** start **

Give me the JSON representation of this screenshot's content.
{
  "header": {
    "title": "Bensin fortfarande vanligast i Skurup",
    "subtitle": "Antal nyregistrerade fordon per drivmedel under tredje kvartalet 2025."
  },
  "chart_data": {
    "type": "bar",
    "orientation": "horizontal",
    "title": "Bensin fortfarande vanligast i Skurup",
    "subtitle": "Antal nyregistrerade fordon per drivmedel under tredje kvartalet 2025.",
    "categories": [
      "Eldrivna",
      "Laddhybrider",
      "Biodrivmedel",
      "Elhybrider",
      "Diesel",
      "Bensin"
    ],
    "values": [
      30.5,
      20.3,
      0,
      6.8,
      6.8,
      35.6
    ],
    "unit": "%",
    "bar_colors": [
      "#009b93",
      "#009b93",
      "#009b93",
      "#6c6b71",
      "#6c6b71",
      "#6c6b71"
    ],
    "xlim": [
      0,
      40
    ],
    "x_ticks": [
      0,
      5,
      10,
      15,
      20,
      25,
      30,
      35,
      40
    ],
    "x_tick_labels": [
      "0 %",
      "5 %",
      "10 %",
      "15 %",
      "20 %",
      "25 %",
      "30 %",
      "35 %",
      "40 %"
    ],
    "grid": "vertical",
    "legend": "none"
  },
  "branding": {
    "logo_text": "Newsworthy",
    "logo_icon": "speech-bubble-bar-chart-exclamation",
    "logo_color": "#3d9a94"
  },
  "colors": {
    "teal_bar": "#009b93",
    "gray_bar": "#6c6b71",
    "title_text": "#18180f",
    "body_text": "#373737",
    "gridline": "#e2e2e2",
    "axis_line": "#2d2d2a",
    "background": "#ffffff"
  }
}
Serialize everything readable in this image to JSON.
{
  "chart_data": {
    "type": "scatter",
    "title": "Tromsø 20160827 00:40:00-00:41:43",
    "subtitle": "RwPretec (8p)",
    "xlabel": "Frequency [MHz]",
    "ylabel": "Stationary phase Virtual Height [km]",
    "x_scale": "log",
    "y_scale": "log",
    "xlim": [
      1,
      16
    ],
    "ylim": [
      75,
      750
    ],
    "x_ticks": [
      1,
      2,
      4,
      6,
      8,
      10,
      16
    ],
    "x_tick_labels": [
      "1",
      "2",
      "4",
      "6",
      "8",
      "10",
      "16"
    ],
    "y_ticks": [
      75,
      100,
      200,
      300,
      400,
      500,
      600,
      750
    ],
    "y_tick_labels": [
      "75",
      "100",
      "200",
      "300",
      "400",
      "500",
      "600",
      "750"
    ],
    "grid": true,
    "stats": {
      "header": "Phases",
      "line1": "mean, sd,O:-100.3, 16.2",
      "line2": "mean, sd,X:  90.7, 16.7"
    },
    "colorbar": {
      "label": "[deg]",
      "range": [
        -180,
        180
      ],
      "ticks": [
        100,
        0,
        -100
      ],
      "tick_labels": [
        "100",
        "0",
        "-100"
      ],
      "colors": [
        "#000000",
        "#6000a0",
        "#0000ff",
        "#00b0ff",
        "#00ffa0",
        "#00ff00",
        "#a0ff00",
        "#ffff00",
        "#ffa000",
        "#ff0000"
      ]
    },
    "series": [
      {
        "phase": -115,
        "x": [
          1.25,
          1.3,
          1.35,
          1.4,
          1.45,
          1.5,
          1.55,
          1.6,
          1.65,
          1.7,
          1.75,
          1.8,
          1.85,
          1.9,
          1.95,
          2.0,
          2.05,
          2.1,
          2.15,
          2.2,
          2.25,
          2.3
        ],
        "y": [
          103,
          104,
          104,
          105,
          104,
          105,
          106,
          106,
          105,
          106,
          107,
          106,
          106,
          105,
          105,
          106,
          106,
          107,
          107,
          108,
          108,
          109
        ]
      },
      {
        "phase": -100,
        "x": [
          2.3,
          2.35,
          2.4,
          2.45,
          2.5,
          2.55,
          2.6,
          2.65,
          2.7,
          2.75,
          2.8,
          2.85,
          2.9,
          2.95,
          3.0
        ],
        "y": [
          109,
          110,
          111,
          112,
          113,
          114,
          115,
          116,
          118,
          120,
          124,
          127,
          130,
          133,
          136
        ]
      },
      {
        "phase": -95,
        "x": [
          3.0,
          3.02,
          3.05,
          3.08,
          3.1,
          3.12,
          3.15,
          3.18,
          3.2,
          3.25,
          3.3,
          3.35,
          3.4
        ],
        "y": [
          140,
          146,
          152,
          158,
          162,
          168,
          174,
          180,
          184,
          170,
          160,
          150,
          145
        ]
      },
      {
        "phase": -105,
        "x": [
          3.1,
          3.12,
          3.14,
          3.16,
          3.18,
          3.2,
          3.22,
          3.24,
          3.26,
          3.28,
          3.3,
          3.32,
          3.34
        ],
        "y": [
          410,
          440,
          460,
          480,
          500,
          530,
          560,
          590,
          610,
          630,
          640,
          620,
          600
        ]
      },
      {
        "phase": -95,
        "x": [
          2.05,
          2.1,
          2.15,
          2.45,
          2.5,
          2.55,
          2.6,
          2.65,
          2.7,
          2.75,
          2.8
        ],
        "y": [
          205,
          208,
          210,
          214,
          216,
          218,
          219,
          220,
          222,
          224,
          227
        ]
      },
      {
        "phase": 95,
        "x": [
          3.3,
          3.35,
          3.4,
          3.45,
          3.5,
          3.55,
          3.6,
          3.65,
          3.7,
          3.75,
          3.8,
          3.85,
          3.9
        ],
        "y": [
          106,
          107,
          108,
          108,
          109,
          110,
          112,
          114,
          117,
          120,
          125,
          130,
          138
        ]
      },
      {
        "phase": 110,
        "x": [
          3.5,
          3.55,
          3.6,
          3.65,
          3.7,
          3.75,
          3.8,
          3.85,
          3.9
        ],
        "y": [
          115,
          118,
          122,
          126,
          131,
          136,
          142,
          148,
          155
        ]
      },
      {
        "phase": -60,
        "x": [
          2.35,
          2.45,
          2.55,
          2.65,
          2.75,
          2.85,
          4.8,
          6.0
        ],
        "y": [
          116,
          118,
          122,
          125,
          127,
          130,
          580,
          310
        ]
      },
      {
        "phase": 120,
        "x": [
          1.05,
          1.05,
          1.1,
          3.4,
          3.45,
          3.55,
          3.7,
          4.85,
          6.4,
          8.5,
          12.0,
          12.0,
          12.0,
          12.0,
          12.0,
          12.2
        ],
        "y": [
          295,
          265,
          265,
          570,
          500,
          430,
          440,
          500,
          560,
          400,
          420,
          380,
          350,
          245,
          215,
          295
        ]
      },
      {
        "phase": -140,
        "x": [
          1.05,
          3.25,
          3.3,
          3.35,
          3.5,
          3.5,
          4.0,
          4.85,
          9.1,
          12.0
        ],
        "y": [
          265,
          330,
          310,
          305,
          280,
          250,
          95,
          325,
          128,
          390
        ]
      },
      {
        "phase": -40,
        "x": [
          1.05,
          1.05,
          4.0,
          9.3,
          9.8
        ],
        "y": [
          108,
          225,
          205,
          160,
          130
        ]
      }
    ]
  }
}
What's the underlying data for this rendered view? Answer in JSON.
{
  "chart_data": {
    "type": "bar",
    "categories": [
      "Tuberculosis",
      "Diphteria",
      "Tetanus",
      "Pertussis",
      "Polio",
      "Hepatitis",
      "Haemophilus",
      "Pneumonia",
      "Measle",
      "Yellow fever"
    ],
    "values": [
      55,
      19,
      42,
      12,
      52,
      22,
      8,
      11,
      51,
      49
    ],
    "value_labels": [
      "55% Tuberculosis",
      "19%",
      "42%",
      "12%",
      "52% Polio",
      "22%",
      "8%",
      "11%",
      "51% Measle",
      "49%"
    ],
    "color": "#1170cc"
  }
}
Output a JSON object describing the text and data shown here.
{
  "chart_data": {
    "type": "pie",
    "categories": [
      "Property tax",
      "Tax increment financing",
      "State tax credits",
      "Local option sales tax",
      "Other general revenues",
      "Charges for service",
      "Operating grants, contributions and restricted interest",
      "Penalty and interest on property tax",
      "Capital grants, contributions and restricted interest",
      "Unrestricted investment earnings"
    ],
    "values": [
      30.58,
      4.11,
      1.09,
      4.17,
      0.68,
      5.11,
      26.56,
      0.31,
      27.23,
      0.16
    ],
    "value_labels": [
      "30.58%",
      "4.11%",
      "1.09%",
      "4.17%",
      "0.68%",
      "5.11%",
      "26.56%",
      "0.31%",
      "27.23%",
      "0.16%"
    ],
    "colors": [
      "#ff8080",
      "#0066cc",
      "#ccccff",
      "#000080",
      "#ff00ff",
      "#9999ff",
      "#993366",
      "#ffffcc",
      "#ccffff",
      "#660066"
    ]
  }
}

** end **

Task description: Check each line of the records above for the string "nyregistrerade", and report every line that has it.

Answer below:
    "subtitle": "Antal nyregistrerade fordon per drivmedel under tredje kvartalet 2025."
    "subtitle": "Antal nyregistrerade fordon per drivmedel under tredje kvartalet 2025.",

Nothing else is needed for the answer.